Objectif A —
Renvoyez sans aucune modification le passage du texte sur la responsabilité du notaire qui va de « Ainsi, par exemple, tel » à « et autres incompétents. ».
Objectif B —
Reprenez le texte sur la responsabilité du notaire à partir de sa dernière phrase et poursuivez sa rédaction.

Texte affiché —
--*--
Sachant qu’il incombe au notaire d’apporter la charge de la preuve de son absence de faute (Cass. Civ. 1ère 25 février 1997, n°94-19.685 : Bull. Civ I n°75), que ladite preuve est très souvent difficile à établir, le notaire est de plus en plus souvent confronté à l’impossible justification de la réalité de ses prestations. Peut-être devrait-on envisager que les rendez-vous avec les clients soient, à l’instar de ce qui existe en matière de garde à vue, filmées. Se poserait alors le délicat problème du secret professionnel. Mais les notaires tiendront-ils longtemps face à la mauvaise foi de certains acquéreurs ?
Comme noté supra, la faute seule n’engage pas la responsabilité du notaire, sauf pour le demandeur à justifier, d’un préjudice et de l’existence d’un lien causal avec la faute invoquée.
Pourtant, lorsque la faute est avérée, de fait du non respect de l’obligation de conseil ou d’information, « une incertitude affecte presque congénitalement le lien de causalité » (P. Jourdain J-C, Responsabilité civile et assurance). Les juges ont donc obligation, du seul fait de l’existence de la faute, de retenir l’existence du lien de causalité.
Ainsi, par exemple, tel acquéreur se portant pour un bien immobilier sans connaitre précisément l’identité des personnes y composant la SCI venderesse, serait en droit de mettre en cause le notaire qui n’aurai pas jugé bon de transmettre l’identité réelle des vendeurs (fussent-ils sous l’identité d’une personne morale), et à tout le moins le k-bis, voire les statuts de la SCI à l’acquéreur, au motif qu’un grave différend, susceptible de compromettre la vente, existerait entre les associés de la SCI et l’acheteur.
Si le Diable est dans les détails comme le note le proverbe, le notaire se doit d’être son meilleur ami. Et que les acheteurs se rassurent, ils auront toujours, en l’état du droit, les moyens de se retourner contre les fripons et autres incompétents.
Les juges y veillent sévèrement (Cf. Notaires et promoteurs immobiliers : une liaison dangereuse ? , in l’Expansion, 30 décembre 2010) .
Discussions en cours :
Bonjour Maitre,
Merci pour cette note très instructive.
Pourriez-vous m’indiquer comment faire pour retrouver cet arrêté (ci-dessous) publier dans votre notre.
"Le notaire se doit donc à la plus grande impartialité vis-à-vis de la partie qui l’a diligenté. Il ne saurait accepter un acte qui néglige « les intérêts d’un client occasionnel pour favoriser des clients habituels » (Cass. Civ 1ère 14 février 1950 : Bull. Civ. I n°44) « .
D’avance merci.
Bonjour Maître, au décès de ma mère le notaire a vendu sans nous en informer le portefeuille de titres qu’elle gardait religieusement intact depuis le décès de notre père ...Et que nous avions également prévu de conserver en l’état d’autant qu’une crise boursière faisait rage au moment de cette vente. Nous sommes allés devant le tribunal judiciaire qui a retenu la faute et la responsabilité du notaire, nous avons obtenu des DI pour préjudice moral. Pour autant nous ne sommes pas satisfaits car le tribunal n’a pas retenu le préjudice économique et nous allons former appel de cette décision. Nous ne jouerons pas sur la notion de perte de chance, terrain de jeu de l’avocate du notaire... nous voudrions demander la reconstitution du portefeuille au jour du partagte, tel qu’il aurait dû être sans la faute du notaire...Il suffit alors de soustraire la différence de la valeur du portefeuille au jour du paratage du produit de la vente des titres 9 mois plus tôt (sans que jamais nous n’en ayons été informés, nous l’avons appris accidentellement 9 mois plus tard...Sans même que les fonds aient été transférés du DCN au DCO...)
--*--
Données fournies —
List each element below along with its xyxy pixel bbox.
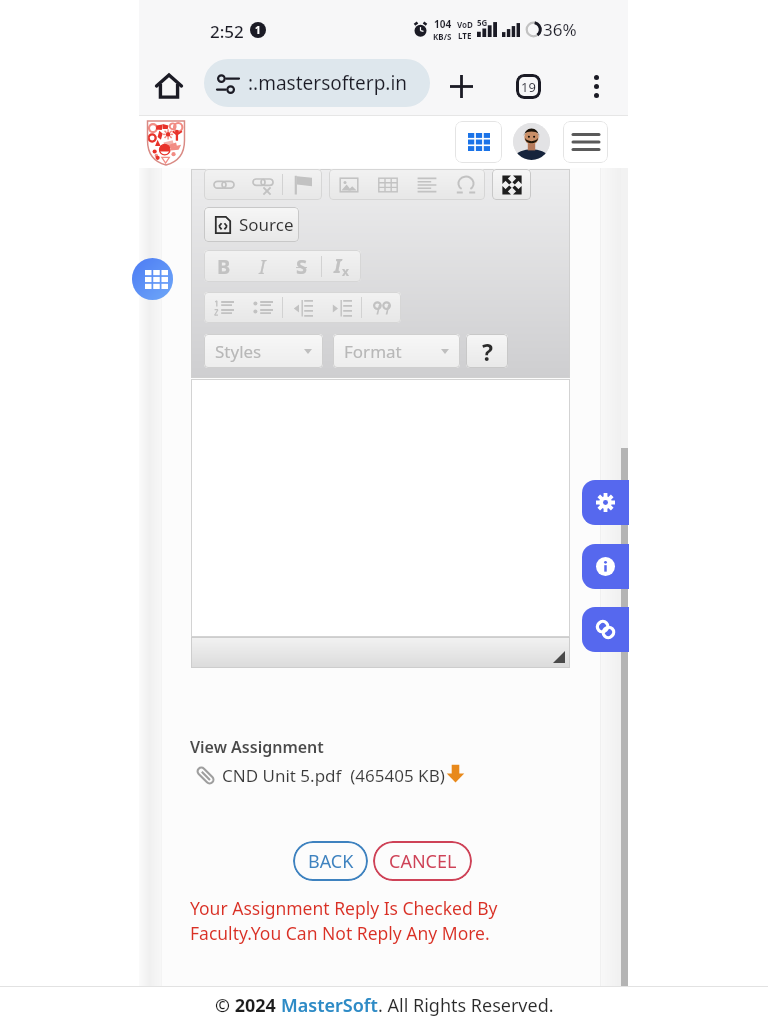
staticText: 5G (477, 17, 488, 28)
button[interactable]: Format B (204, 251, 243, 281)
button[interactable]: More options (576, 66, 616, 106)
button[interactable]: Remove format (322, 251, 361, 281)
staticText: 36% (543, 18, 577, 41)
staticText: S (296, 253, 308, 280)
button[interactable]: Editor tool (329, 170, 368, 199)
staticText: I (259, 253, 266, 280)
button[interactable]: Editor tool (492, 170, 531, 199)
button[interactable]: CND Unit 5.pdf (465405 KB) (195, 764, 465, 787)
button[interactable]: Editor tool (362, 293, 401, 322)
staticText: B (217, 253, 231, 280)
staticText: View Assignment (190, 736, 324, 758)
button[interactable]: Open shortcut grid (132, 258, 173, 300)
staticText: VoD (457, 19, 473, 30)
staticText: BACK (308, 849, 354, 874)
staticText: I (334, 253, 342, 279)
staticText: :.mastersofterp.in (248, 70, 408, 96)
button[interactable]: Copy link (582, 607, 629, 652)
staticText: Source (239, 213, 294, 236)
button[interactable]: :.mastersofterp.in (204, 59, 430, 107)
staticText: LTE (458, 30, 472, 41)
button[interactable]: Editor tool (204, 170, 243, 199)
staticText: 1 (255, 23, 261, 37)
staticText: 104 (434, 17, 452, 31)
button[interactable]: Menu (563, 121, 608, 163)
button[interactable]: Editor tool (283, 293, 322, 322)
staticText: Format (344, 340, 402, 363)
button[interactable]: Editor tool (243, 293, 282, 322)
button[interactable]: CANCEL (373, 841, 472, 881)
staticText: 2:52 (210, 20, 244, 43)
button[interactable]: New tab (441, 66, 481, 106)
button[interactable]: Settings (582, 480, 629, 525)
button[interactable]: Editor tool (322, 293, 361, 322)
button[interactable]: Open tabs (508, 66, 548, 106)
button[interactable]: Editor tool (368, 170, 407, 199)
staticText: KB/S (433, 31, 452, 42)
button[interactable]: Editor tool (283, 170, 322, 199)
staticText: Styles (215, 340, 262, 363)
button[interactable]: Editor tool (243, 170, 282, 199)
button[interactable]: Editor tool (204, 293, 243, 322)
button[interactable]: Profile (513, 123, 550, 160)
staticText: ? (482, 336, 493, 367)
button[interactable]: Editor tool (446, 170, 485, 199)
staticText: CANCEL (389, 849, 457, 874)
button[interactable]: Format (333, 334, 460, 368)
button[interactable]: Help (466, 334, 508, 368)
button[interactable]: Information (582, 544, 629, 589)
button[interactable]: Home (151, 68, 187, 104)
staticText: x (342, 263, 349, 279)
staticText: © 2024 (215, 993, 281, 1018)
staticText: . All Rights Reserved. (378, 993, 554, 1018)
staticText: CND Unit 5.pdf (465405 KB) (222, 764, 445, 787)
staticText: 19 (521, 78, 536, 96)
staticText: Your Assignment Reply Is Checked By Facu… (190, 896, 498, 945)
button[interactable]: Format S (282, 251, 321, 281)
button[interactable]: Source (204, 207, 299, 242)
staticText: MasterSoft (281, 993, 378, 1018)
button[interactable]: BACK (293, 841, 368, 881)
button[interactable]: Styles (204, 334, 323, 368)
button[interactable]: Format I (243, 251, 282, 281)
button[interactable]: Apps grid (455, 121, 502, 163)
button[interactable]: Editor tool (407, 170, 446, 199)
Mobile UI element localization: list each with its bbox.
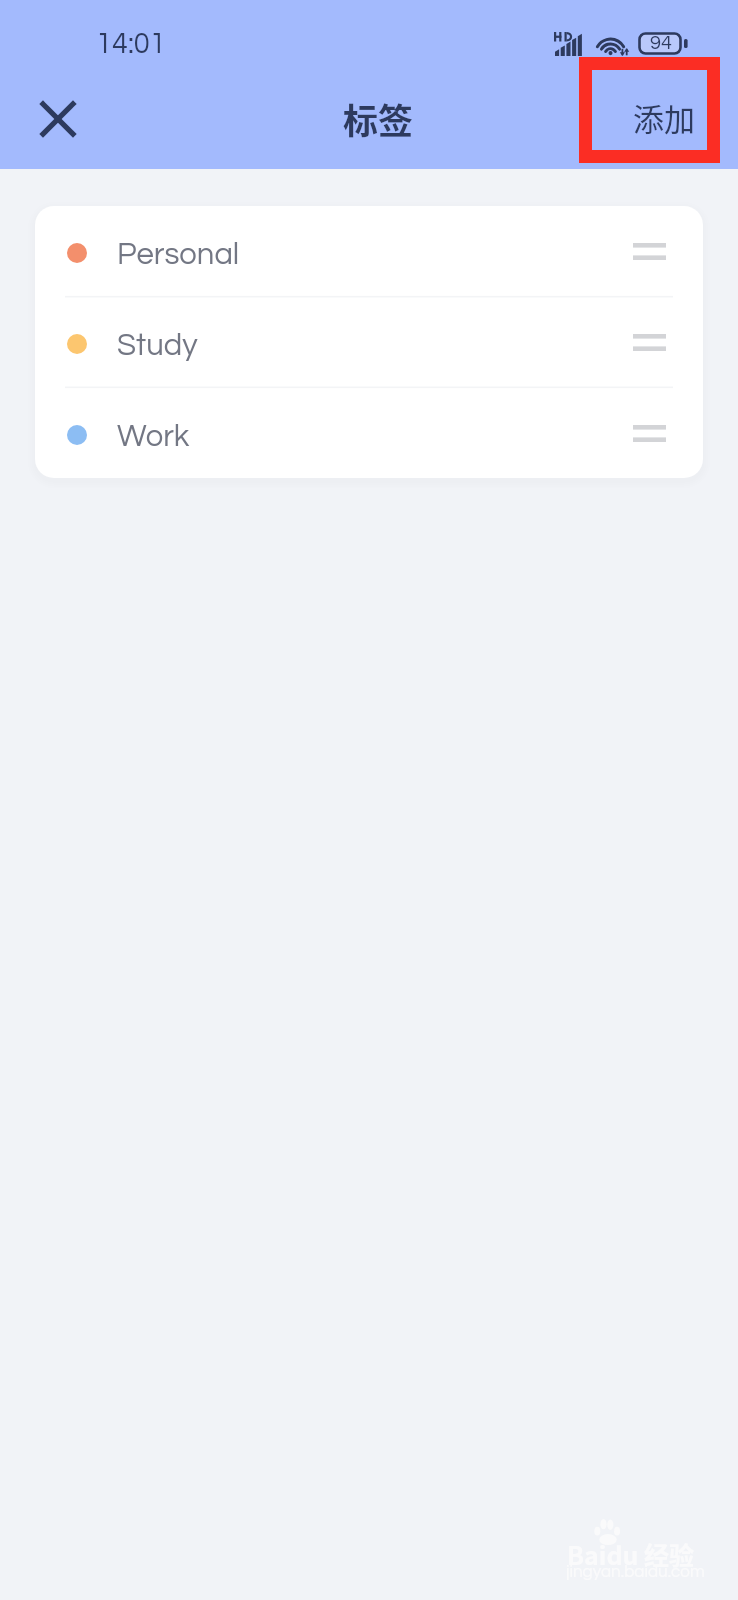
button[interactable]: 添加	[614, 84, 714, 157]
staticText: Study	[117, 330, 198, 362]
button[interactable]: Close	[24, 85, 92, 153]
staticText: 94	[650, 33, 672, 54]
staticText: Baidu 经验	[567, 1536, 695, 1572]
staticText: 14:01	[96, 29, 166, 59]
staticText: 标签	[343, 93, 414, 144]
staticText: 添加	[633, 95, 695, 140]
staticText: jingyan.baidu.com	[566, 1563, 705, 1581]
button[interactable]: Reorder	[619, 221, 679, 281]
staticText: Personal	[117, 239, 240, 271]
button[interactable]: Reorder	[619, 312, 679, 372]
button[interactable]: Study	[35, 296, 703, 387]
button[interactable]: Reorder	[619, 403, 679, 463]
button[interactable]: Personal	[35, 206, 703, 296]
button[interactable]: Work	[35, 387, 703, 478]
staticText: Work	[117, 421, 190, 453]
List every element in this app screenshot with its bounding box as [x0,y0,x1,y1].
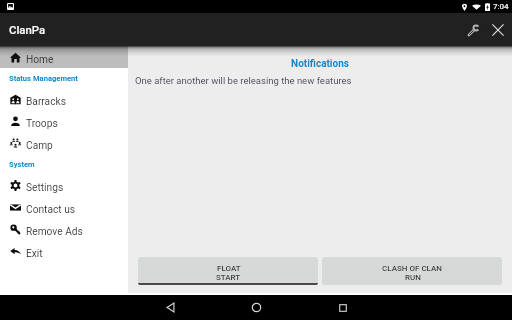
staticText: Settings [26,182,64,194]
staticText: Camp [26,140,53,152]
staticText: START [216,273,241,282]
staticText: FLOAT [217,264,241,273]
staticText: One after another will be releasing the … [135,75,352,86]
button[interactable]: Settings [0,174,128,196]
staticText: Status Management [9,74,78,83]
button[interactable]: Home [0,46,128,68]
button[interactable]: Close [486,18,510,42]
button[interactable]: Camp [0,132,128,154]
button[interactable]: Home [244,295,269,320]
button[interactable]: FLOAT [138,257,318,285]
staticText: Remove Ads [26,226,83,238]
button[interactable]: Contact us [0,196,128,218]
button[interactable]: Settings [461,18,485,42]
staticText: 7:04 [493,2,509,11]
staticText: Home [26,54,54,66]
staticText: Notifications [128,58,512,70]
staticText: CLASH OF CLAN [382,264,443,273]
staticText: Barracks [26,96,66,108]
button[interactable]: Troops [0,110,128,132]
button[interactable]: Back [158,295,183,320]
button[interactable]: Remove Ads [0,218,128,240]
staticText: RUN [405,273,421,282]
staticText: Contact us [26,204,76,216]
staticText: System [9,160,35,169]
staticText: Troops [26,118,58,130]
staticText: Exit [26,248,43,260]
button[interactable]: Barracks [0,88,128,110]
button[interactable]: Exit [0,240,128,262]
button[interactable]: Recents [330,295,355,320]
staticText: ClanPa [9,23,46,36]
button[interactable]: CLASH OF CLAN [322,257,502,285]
--*--
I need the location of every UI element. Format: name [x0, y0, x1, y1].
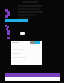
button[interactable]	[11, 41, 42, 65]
--*--
Réponse rédigée A —
Ainsi, par exemple, tel acquéreur se portant pour un bien immobilier sans connaitre précisément l’identité des personnes y composant la SCI venderesse, serait en droit de mettre en cause le notaire qui n’aurai pas jugé bon de transmettre l’identité réelle des vendeurs (fussent-ils sous l’identité d’une personne morale), et à tout le moins le k-bis, voire les statuts de la SCI à l’acquéreur, au motif qu’un grave différend, susceptible de compromettre la vente, existerait entre les associés de la SCI et l’acheteur.
Si le Diable est dans les détails comme le note le proverbe, le notaire se doit d’être son meilleur ami. Et que les acheteurs se rassurent, ils auront toujours, en l’état du droit, les moyens de se retourner contre les fripons et autres incompétents.

Réponse rédigée B —
Pensez vous que la simple reconstitution du portefeuille en nombre de titres au jour du partage soit une demande légitime de notre part ?
Merci d votre retour Maître...
Bonjour Maître,
J’ai un souci auquel je ne trouve pas de réponse. Lors du décès de ma mère en 2015, la déclaration de succession que nous avons reçue comportait 3 erreurs d’écriture. La 1ère sur l’année de naissance de mon frère aîné. La 2ème sur mon code postal. Et la 3ème sur la dénomination d’une action auquel il manque une lettre, soit Essilo au lieur de Essilor.
Depuis 7 ans, je demande à ce que cette déclaration soit rectifiée. Jusque-là le notaire faisait la sourde oreille et ne répondait à aucune de mes demandes par mails, courriers, courriers en RAR, appels téléphonique. Hier, il a enfin daigné répondre à mon énième mail dans lequel il dit que ces "erreurs de plume" n’ont aucune incidence. Or, ma mère nous a toujours appris à ne jamais signer de documents sans lecture préalable et encore moins de les signer lorsqu’il comportaient des erreurs.
Ma question est, est-il vrai qu’il n’y a vraiment aucune incidence, notamment quand mon beau-père sera décédé et que la succession devra donc être faite ?
Par avance, je vous remercie de m’avoir lue et espère vous lire en retour.
Bien à vous,
Marie
Cher Maître
Un promoteur veut, depuis 10 ans, créer une grande surface sur un terrain communal.
Après différents démêlés avec les Commissions d’installations commerciales, la création de la grande surface a été autorisée par une commission, commission qui se base sur la concurrence avec les autres commerces pour donner un avis. Le compromis stipule que la vente est conditionnée à la création d’une grande surface.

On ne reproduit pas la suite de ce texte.